(begin)
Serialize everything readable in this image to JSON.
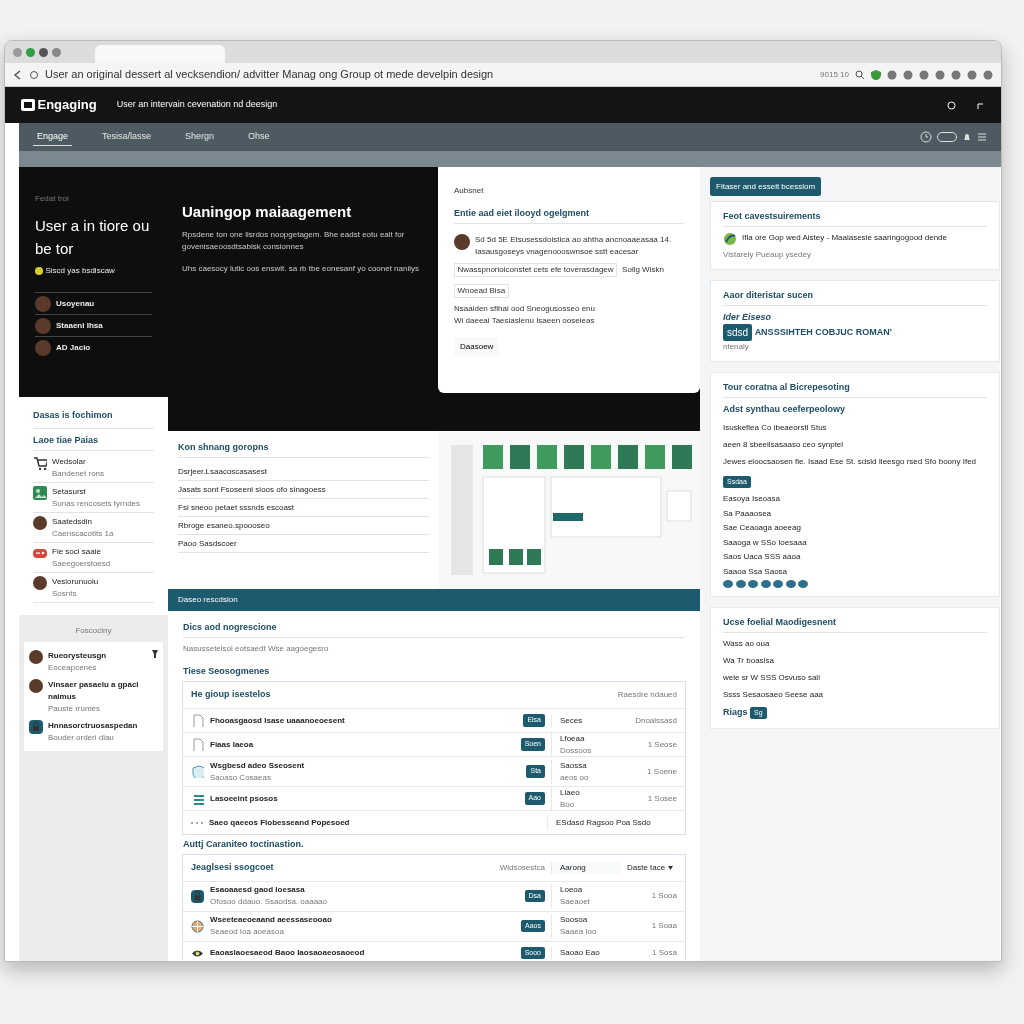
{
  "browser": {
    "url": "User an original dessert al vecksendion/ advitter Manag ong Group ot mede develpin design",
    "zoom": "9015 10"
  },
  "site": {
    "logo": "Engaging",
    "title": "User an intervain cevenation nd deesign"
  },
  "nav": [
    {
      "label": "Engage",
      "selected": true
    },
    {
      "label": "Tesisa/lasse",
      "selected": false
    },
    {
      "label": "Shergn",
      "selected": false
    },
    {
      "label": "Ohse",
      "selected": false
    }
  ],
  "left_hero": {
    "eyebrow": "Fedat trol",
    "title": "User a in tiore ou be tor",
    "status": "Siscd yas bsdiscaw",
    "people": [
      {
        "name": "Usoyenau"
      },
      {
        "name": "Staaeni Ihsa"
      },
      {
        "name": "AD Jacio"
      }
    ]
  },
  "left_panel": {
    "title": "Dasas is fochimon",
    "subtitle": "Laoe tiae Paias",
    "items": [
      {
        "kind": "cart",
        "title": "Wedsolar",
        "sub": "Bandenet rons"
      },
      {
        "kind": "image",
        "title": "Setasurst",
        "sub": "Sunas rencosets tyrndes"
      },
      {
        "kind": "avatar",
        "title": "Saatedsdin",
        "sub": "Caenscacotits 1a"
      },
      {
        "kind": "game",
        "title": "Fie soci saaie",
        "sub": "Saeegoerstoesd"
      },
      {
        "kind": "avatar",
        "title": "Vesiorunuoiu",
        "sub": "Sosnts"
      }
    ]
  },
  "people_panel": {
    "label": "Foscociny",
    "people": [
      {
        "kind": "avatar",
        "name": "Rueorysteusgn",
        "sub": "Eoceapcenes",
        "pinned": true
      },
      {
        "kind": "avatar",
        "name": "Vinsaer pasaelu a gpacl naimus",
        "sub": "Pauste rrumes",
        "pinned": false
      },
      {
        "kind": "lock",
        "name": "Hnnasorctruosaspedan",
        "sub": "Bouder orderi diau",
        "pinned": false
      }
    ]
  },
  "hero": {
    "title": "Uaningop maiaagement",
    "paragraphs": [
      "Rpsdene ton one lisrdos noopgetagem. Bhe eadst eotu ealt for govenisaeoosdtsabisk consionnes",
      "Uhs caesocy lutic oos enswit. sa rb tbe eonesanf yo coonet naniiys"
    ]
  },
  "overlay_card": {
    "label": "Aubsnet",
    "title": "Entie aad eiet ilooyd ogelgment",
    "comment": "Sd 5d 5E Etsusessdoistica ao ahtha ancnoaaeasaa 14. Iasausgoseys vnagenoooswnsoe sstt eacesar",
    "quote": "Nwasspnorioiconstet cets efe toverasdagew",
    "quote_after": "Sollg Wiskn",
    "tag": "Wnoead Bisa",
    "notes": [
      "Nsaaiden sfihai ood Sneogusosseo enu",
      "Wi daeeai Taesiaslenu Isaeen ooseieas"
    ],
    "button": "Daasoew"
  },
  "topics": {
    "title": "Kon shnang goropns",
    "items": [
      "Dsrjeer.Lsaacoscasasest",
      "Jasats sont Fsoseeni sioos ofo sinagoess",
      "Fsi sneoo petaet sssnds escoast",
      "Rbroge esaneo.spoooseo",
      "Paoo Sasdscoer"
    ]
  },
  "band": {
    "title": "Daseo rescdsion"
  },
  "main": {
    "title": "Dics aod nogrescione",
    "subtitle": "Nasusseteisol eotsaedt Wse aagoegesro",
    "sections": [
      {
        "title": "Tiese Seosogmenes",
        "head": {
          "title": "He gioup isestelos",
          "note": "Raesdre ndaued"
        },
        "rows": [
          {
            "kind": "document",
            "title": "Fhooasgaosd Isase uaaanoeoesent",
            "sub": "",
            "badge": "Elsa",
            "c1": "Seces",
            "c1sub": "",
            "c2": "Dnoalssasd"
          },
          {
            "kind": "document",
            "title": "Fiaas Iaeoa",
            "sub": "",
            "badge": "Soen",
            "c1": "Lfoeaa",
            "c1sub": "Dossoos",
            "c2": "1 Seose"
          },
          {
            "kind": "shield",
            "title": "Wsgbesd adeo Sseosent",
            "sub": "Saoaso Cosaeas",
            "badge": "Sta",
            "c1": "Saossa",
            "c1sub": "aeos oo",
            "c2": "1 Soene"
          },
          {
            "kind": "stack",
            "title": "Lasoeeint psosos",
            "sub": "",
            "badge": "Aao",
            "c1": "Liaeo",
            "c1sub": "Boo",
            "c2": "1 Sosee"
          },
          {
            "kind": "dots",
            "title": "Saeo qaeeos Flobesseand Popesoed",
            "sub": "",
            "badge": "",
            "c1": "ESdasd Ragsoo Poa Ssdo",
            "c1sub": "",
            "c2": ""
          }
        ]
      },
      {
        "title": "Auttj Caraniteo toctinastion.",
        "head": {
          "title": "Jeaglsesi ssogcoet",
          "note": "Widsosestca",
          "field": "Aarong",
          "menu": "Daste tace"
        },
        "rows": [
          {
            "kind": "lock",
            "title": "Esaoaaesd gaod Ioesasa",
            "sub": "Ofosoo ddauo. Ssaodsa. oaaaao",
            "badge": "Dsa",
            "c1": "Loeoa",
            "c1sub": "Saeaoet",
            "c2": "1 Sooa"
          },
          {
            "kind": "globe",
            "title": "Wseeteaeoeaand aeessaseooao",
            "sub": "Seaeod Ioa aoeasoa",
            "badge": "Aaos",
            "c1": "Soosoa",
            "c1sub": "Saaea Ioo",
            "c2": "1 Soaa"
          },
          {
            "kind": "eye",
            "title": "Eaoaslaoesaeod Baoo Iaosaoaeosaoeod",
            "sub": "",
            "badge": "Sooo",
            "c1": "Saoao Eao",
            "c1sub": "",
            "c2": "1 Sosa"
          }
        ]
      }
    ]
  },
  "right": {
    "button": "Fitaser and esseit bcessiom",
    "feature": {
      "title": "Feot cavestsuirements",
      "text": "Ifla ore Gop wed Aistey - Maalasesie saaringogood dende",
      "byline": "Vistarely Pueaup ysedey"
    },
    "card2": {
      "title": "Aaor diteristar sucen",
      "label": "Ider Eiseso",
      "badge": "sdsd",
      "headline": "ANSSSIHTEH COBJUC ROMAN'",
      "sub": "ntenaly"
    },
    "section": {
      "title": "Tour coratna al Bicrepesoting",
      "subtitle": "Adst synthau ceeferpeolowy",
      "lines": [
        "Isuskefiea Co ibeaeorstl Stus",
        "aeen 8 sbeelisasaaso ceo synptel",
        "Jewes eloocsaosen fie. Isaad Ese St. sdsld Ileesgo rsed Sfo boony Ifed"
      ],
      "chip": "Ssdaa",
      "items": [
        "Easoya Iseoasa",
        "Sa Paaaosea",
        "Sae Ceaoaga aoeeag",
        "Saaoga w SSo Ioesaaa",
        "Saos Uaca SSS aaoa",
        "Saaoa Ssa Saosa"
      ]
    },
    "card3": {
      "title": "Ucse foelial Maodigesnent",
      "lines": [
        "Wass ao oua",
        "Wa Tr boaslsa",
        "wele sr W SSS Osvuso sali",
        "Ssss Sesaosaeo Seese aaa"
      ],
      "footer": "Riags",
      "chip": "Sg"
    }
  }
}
(end)
- _Given request_: Copy out all the data without changing anything, and drop the pictures.

- _Worked solution_:
Serialize everything readable in this image to JSON.
{
  "browser": {
    "url": "User an original dessert al vecksendion/ advitter Manag ong Group ot mede develpin design",
    "zoom": "9015 10"
  },
  "site": {
    "logo": "Engaging",
    "title": "User an intervain cevenation nd deesign"
  },
  "nav": [
    {
      "label": "Engage",
      "selected": true
    },
    {
      "label": "Tesisa/lasse",
      "selected": false
    },
    {
      "label": "Shergn",
      "selected": false
    },
    {
      "label": "Ohse",
      "selected": false
    }
  ],
  "left_hero": {
    "eyebrow": "Fedat trol",
    "title": "User a in tiore ou be tor",
    "status": "Siscd yas bsdiscaw",
    "people": [
      {
        "name": "Usoyenau"
      },
      {
        "name": "Staaeni Ihsa"
      },
      {
        "name": "AD Jacio"
      }
    ]
  },
  "left_panel": {
    "title": "Dasas is fochimon",
    "subtitle": "Laoe tiae Paias",
    "items": [
      {
        "kind": "cart",
        "title": "Wedsolar",
        "sub": "Bandenet rons"
      },
      {
        "kind": "image",
        "title": "Setasurst",
        "sub": "Sunas rencosets tyrndes"
      },
      {
        "kind": "avatar",
        "title": "Saatedsdin",
        "sub": "Caenscacotits 1a"
      },
      {
        "kind": "game",
        "title": "Fie soci saaie",
        "sub": "Saeegoerstoesd"
      },
      {
        "kind": "avatar",
        "title": "Vesiorunuoiu",
        "sub": "Sosnts"
      }
    ]
  },
  "people_panel": {
    "label": "Foscociny",
    "people": [
      {
        "kind": "avatar",
        "name": "Rueorysteusgn",
        "sub": "Eoceapcenes",
        "pinned": true
      },
      {
        "kind": "avatar",
        "name": "Vinsaer pasaelu a gpacl naimus",
        "sub": "Pauste rrumes",
        "pinned": false
      },
      {
        "kind": "lock",
        "name": "Hnnasorctruosaspedan",
        "sub": "Bouder orderi diau",
        "pinned": false
      }
    ]
  },
  "hero": {
    "title": "Uaningop maiaagement",
    "paragraphs": [
      "Rpsdene ton one lisrdos noopgetagem. Bhe eadst eotu ealt for govenisaeoosdtsabisk consionnes",
      "Uhs caesocy lutic oos enswit. sa rb tbe eonesanf yo coonet naniiys"
    ]
  },
  "overlay_card": {
    "label": "Aubsnet",
    "title": "Entie aad eiet ilooyd ogelgment",
    "comment": "Sd 5d 5E Etsusessdoistica ao ahtha ancnoaaeasaa 14. Iasausgoseys vnagenoooswnsoe sstt eacesar",
    "quote": "Nwasspnorioiconstet cets efe toverasdagew",
    "quote_after": "Sollg Wiskn",
    "tag": "Wnoead Bisa",
    "notes": [
      "Nsaaiden sfihai ood Sneogusosseo enu",
      "Wi daeeai Taesiaslenu Isaeen ooseieas"
    ],
    "button": "Daasoew"
  },
  "topics": {
    "title": "Kon shnang goropns",
    "items": [
      "Dsrjeer.Lsaacoscasasest",
      "Jasats sont Fsoseeni sioos ofo sinagoess",
      "Fsi sneoo petaet sssnds escoast",
      "Rbroge esaneo.spoooseo",
      "Paoo Sasdscoer"
    ]
  },
  "band": {
    "title": "Daseo rescdsion"
  },
  "main": {
    "title": "Dics aod nogrescione",
    "subtitle": "Nasusseteisol eotsaedt Wse aagoegesro",
    "sections": [
      {
        "title": "Tiese Seosogmenes",
        "head": {
          "title": "He gioup isestelos",
          "note": "Raesdre ndaued"
        },
        "rows": [
          {
            "kind": "document",
            "title": "Fhooasgaosd Isase uaaanoeoesent",
            "sub": "",
            "badge": "Elsa",
            "c1": "Seces",
            "c1sub": "",
            "c2": "Dnoalssasd"
          },
          {
            "kind": "document",
            "title": "Fiaas Iaeoa",
            "sub": "",
            "badge": "Soen",
            "c1": "Lfoeaa",
            "c1sub": "Dossoos",
            "c2": "1 Seose"
          },
          {
            "kind": "shield",
            "title": "Wsgbesd adeo Sseosent",
            "sub": "Saoaso Cosaeas",
            "badge": "Sta",
            "c1": "Saossa",
            "c1sub": "aeos oo",
            "c2": "1 Soene"
          },
          {
            "kind": "stack",
            "title": "Lasoeeint psosos",
            "sub": "",
            "badge": "Aao",
            "c1": "Liaeo",
            "c1sub": "Boo",
            "c2": "1 Sosee"
          },
          {
            "kind": "dots",
            "title": "Saeo qaeeos Flobesseand Popesoed",
            "sub": "",
            "badge": "",
            "c1": "ESdasd Ragsoo Poa Ssdo",
            "c1sub": "",
            "c2": ""
          }
        ]
      },
      {
        "title": "Auttj Caraniteo toctinastion.",
        "head": {
          "title": "Jeaglsesi ssogcoet",
          "note": "Widsosestca",
          "field": "Aarong",
          "menu": "Daste tace"
        },
        "rows": [
          {
            "kind": "lock",
            "title": "Esaoaaesd gaod Ioesasa",
            "sub": "Ofosoo ddauo. Ssaodsa. oaaaao",
            "badge": "Dsa",
            "c1": "Loeoa",
            "c1sub": "Saeaoet",
            "c2": "1 Sooa"
          },
          {
            "kind": "globe",
            "title": "Wseeteaeoeaand aeessaseooao",
            "sub": "Seaeod Ioa aoeasoa",
            "badge": "Aaos",
            "c1": "Soosoa",
            "c1sub": "Saaea Ioo",
            "c2": "1 Soaa"
          },
          {
            "kind": "eye",
            "title": "Eaoaslaoesaeod Baoo Iaosaoaeosaoeod",
            "sub": "",
            "badge": "Sooo",
            "c1": "Saoao Eao",
            "c1sub": "",
            "c2": "1 Sosa"
          }
        ]
      }
    ]
  },
  "right": {
    "button": "Fitaser and esseit bcessiom",
    "feature": {
      "title": "Feot cavestsuirements",
      "text": "Ifla ore Gop wed Aistey - Maalasesie saaringogood dende",
      "byline": "Vistarely Pueaup ysedey"
    },
    "card2": {
      "title": "Aaor diteristar sucen",
      "label": "Ider Eiseso",
      "badge": "sdsd",
      "headline": "ANSSSIHTEH COBJUC ROMAN'",
      "sub": "ntenaly"
    },
    "section": {
      "title": "Tour coratna al Bicrepesoting",
      "subtitle": "Adst synthau ceeferpeolowy",
      "lines": [
        "Isuskefiea Co ibeaeorstl Stus",
        "aeen 8 sbeelisasaaso ceo synptel",
        "Jewes eloocsaosen fie. Isaad Ese St. sdsld Ileesgo rsed Sfo boony Ifed"
      ],
      "chip": "Ssdaa",
      "items": [
        "Easoya Iseoasa",
        "Sa Paaaosea",
        "Sae Ceaoaga aoeeag",
        "Saaoga w SSo Ioesaaa",
        "Saos Uaca SSS aaoa",
        "Saaoa Ssa Saosa"
      ]
    },
    "card3": {
      "title": "Ucse foelial Maodigesnent",
      "lines": [
        "Wass ao oua",
        "Wa Tr boaslsa",
        "wele sr W SSS Osvuso sali",
        "Ssss Sesaosaeo Seese aaa"
      ],
      "footer": "Riags",
      "chip": "Sg"
    }
  }
}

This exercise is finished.